Return the full listing exactly as it is written.
+ + + + +
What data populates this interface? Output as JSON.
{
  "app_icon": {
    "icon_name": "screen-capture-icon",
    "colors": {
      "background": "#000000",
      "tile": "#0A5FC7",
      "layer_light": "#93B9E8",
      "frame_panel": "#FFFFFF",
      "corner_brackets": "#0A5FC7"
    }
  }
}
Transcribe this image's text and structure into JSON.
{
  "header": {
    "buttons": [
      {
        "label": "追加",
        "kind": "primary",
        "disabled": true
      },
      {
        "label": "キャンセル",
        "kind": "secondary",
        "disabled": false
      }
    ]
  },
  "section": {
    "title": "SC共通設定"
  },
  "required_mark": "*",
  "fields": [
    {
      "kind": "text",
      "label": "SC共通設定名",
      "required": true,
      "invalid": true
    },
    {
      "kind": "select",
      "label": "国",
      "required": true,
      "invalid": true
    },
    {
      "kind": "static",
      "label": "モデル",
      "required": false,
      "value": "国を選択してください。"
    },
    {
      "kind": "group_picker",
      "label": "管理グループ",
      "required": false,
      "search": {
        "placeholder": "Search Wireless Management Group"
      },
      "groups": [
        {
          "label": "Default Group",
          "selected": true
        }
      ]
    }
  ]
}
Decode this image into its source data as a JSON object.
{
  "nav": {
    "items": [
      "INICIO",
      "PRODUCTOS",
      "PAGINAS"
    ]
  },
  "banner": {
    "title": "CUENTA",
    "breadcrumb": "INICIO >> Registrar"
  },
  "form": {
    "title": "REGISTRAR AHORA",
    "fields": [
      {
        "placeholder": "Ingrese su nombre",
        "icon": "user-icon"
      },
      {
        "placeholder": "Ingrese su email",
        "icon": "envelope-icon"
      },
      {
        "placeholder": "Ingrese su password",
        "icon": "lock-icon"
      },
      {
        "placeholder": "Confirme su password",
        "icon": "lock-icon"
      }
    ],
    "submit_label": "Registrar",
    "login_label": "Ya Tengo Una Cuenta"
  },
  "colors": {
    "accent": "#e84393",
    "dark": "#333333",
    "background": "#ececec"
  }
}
+ + + + +
** THE SOLUTION **
What data populates this interface? Output as JSON.
{
  "app_icon": {
    "icon_name": "screen-capture-icon",
    "colors": {
      "background": "#000000",
      "tile": "#0A5FC7",
      "layer_light": "#93B9E8",
      "frame_panel": "#FFFFFF",
      "corner_brackets": "#0A5FC7"
    }
  }
}
Transcribe this image's text and structure into JSON.
{
  "header": {
    "buttons": [
      {
        "label": "追加",
        "kind": "primary",
        "disabled": true
      },
      {
        "label": "キャンセル",
        "kind": "secondary",
        "disabled": false
      }
    ]
  },
  "section": {
    "title": "SC共通設定"
  },
  "required_mark": "*",
  "fields": [
    {
      "kind": "text",
      "label": "SC共通設定名",
      "required": true,
      "invalid": true
    },
    {
      "kind": "select",
      "label": "国",
      "required": true,
      "invalid": true
    },
    {
      "kind": "static",
      "label": "モデル",
      "required": false,
      "value": "国を選択してください。"
    },
    {
      "kind": "group_picker",
      "label": "管理グループ",
      "required": false,
      "search": {
        "placeholder": "Search Wireless Management Group"
      },
      "groups": [
        {
          "label": "Default Group",
          "selected": true
        }
      ]
    }
  ]
}
Decode this image into its source data as a JSON object.
{
  "nav": {
    "items": [
      "INICIO",
      "PRODUCTOS",
      "PAGINAS"
    ]
  },
  "banner": {
    "title": "CUENTA",
    "breadcrumb": "INICIO >> Registrar"
  },
  "form": {
    "title": "REGISTRAR AHORA",
    "fields": [
      {
        "placeholder": "Ingrese su nombre",
        "icon": "user-icon"
      },
      {
        "placeholder": "Ingrese su email",
        "icon": "envelope-icon"
      },
      {
        "placeholder": "Ingrese su password",
        "icon": "lock-icon"
      },
      {
        "placeholder": "Confirme su password",
        "icon": "lock-icon"
      }
    ],
    "submit_label": "Registrar",
    "login_label": "Ya Tengo Una Cuenta"
  },
  "colors": {
    "accent": "#e84393",
    "dark": "#333333",
    "background": "#ececec"
  }
}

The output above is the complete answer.